Part of a data file:
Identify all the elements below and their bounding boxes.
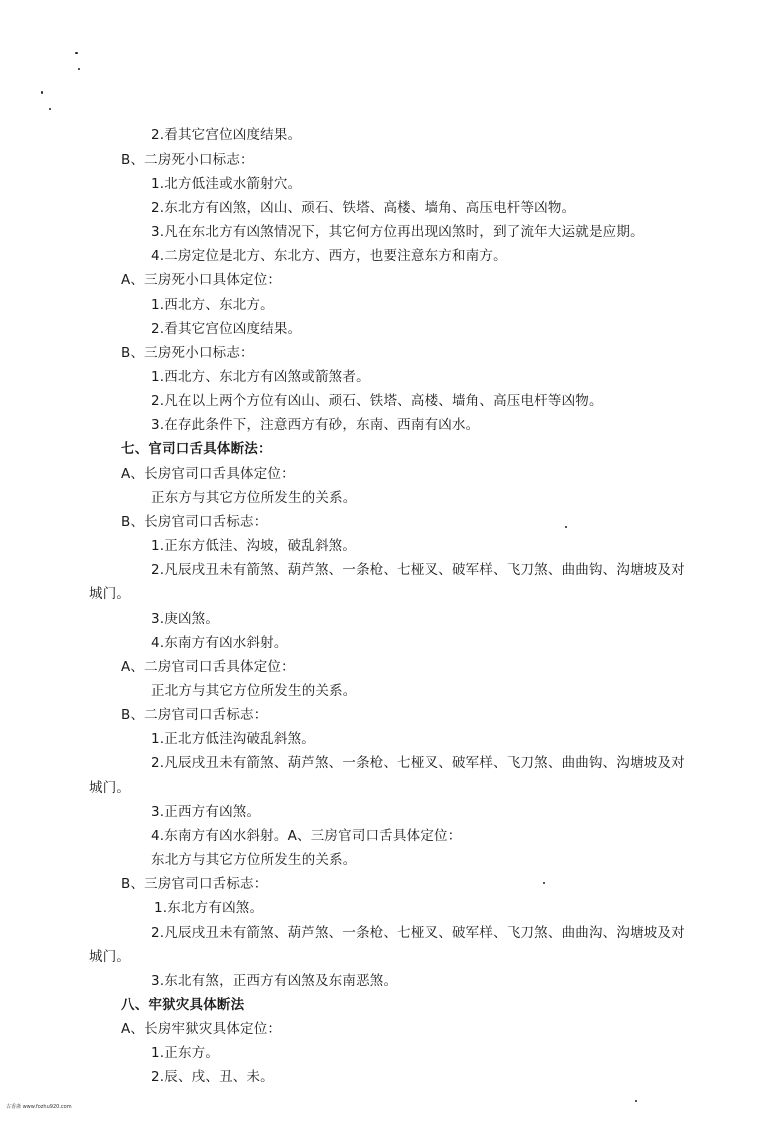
text-line: 1.东北方有凶煞。 <box>154 900 264 916</box>
footer-watermark: 古香斋 www.fozhu920.com <box>6 1104 72 1110</box>
text-line: 城门。 <box>89 949 131 965</box>
scan-speck <box>49 108 51 110</box>
text-line: A、长房官司口舌具体定位： <box>121 466 295 482</box>
text-line: 3.在存此条件下，注意西方有砂，东南、西南有凶水。 <box>151 417 480 433</box>
text-line: A、二房官司口舌具体定位： <box>121 659 295 675</box>
text-line: 4.东南方有凶水斜射。 <box>151 635 288 651</box>
section-heading: 八、牢狱灾具体断法 <box>121 997 245 1013</box>
text-line: 2.看其它宫位凶度结果。 <box>151 127 302 143</box>
text-line: 城门。 <box>89 586 131 602</box>
scan-speck <box>75 52 78 54</box>
text-line: 2.凡辰戌丑未有箭煞、葫芦煞、一条枪、七桠叉、破军样、飞刀煞、曲曲沟、沟塘坡及对 <box>151 925 685 941</box>
text-line: 1.正东方低洼、沟坡，破乱斜煞。 <box>151 538 357 554</box>
text-line: 2.凡辰戌丑未有箭煞、葫芦煞、一条枪、七桠叉、破军样、飞刀煞、曲曲钩、沟塘坡及对 <box>151 562 685 578</box>
text-line: 1.正北方低洼沟破乱斜煞。 <box>151 731 315 747</box>
scan-speck <box>543 882 545 884</box>
text-line: 1.西北方、东北方有凶煞或箭煞者。 <box>151 369 370 385</box>
text-line: 3.庚凶煞。 <box>151 611 220 627</box>
scan-speck <box>78 68 80 70</box>
text-line: 4.二房定位是北方、东北方、西方，也要注意东方和南方。 <box>151 248 507 264</box>
text-line: 城门。 <box>89 780 131 796</box>
text-line: 正东方与其它方位所发生的关系。 <box>151 490 357 506</box>
text-line: 2.凡辰戌丑未有箭煞、葫芦煞、一条枪、七桠叉、破军样、飞刀煞、曲曲钩、沟塘坡及对 <box>151 755 685 771</box>
text-line: 2.看其它宫位凶度结果。 <box>151 321 302 337</box>
text-line: 4.东南方有凶水斜射。A、三房官司口舌具体定位： <box>151 828 462 844</box>
text-line: 正北方与其它方位所发生的关系。 <box>151 683 357 699</box>
text-line: 2.凡在以上两个方位有凶山、顽石、铁塔、高楼、墙角、高压电杆等凶物。 <box>151 393 603 409</box>
scan-speck <box>565 526 567 528</box>
text-line: B、长房官司口舌标志： <box>121 514 268 530</box>
text-line: 3.东北有煞，正西方有凶煞及东南恶煞。 <box>151 973 398 989</box>
text-line: 3.正西方有凶煞。 <box>151 804 261 820</box>
text-line: B、三房官司口舌标志： <box>121 876 268 892</box>
text-line: B、三房死小口标志： <box>121 345 254 361</box>
text-line: A、三房死小口具体定位： <box>121 272 282 288</box>
scan-speck <box>635 1100 637 1102</box>
text-line: 1.正东方。 <box>151 1045 220 1061</box>
text-line: A、长房牢狱灾具体定位： <box>121 1021 282 1037</box>
scan-speck <box>41 91 43 94</box>
text-line: 2.东北方有凶煞，凶山、顽石、铁塔、高楼、墙角、高压电杆等凶物。 <box>151 200 576 216</box>
text-line: 东北方与其它方位所发生的关系。 <box>151 852 357 868</box>
text-line: 1.西北方、东北方。 <box>151 297 274 313</box>
text-line: B、二房官司口舌标志： <box>121 707 268 723</box>
section-heading: 七、官司口舌具体断法： <box>121 441 272 457</box>
text-line: B、二房死小口标志： <box>121 152 254 168</box>
text-line: 2.辰、戌、丑、未。 <box>151 1069 274 1085</box>
text-line: 1.北方低洼或水箭射穴。 <box>151 176 302 192</box>
text-line: 3.凡在东北方有凶煞情况下，其它何方位再出现凶煞时，到了流年大运就是应期。 <box>151 224 644 240</box>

Task details:
Repeat all of the lines above, swapping each "scan-speck" for "dust-mark" and leaving everything else untouched. Omit the picture from your answer.

Full solution:
Identify all the elements below and their bounding boxes.
text-line: 1.东北方有凶煞。 <box>154 900 264 916</box>
footer-watermark: 古香斋 www.fozhu920.com <box>6 1104 72 1110</box>
text-line: 城门。 <box>89 949 131 965</box>
dust-mark <box>49 108 51 110</box>
text-line: A、长房官司口舌具体定位： <box>121 466 295 482</box>
text-line: 3.在存此条件下，注意西方有砂，东南、西南有凶水。 <box>151 417 480 433</box>
text-line: A、二房官司口舌具体定位： <box>121 659 295 675</box>
text-line: 4.东南方有凶水斜射。 <box>151 635 288 651</box>
section-heading: 八、牢狱灾具体断法 <box>121 997 245 1013</box>
text-line: 2.看其它宫位凶度结果。 <box>151 127 302 143</box>
text-line: 城门。 <box>89 586 131 602</box>
dust-mark <box>75 52 78 54</box>
text-line: 2.凡辰戌丑未有箭煞、葫芦煞、一条枪、七桠叉、破军样、飞刀煞、曲曲沟、沟塘坡及对 <box>151 925 685 941</box>
text-line: 1.正东方低洼、沟坡，破乱斜煞。 <box>151 538 357 554</box>
text-line: 2.凡辰戌丑未有箭煞、葫芦煞、一条枪、七桠叉、破军样、飞刀煞、曲曲钩、沟塘坡及对 <box>151 562 685 578</box>
text-line: 1.正北方低洼沟破乱斜煞。 <box>151 731 315 747</box>
dust-mark <box>543 882 545 884</box>
text-line: 1.西北方、东北方有凶煞或箭煞者。 <box>151 369 370 385</box>
text-line: 3.庚凶煞。 <box>151 611 220 627</box>
dust-mark <box>78 68 80 70</box>
text-line: 4.二房定位是北方、东北方、西方，也要注意东方和南方。 <box>151 248 507 264</box>
text-line: 城门。 <box>89 780 131 796</box>
text-line: 正东方与其它方位所发生的关系。 <box>151 490 357 506</box>
text-line: 2.凡辰戌丑未有箭煞、葫芦煞、一条枪、七桠叉、破军样、飞刀煞、曲曲钩、沟塘坡及对 <box>151 755 685 771</box>
text-line: 2.看其它宫位凶度结果。 <box>151 321 302 337</box>
text-line: 4.东南方有凶水斜射。A、三房官司口舌具体定位： <box>151 828 462 844</box>
text-line: 正北方与其它方位所发生的关系。 <box>151 683 357 699</box>
text-line: 2.凡在以上两个方位有凶山、顽石、铁塔、高楼、墙角、高压电杆等凶物。 <box>151 393 603 409</box>
dust-mark <box>565 526 567 528</box>
text-line: B、长房官司口舌标志： <box>121 514 268 530</box>
text-line: 3.东北有煞，正西方有凶煞及东南恶煞。 <box>151 973 398 989</box>
text-line: 3.正西方有凶煞。 <box>151 804 261 820</box>
text-line: B、三房官司口舌标志： <box>121 876 268 892</box>
text-line: B、三房死小口标志： <box>121 345 254 361</box>
text-line: A、三房死小口具体定位： <box>121 272 282 288</box>
dust-mark <box>635 1100 637 1102</box>
text-line: 1.正东方。 <box>151 1045 220 1061</box>
text-line: A、长房牢狱灾具体定位： <box>121 1021 282 1037</box>
dust-mark <box>41 91 43 94</box>
text-line: 2.东北方有凶煞，凶山、顽石、铁塔、高楼、墙角、高压电杆等凶物。 <box>151 200 576 216</box>
text-line: 东北方与其它方位所发生的关系。 <box>151 852 357 868</box>
text-line: 1.西北方、东北方。 <box>151 297 274 313</box>
text-line: B、二房官司口舌标志： <box>121 707 268 723</box>
section-heading: 七、官司口舌具体断法： <box>121 441 272 457</box>
text-line: B、二房死小口标志： <box>121 152 254 168</box>
text-line: 2.辰、戌、丑、未。 <box>151 1069 274 1085</box>
text-line: 1.北方低洼或水箭射穴。 <box>151 176 302 192</box>
text-line: 3.凡在东北方有凶煞情况下，其它何方位再出现凶煞时，到了流年大运就是应期。 <box>151 224 644 240</box>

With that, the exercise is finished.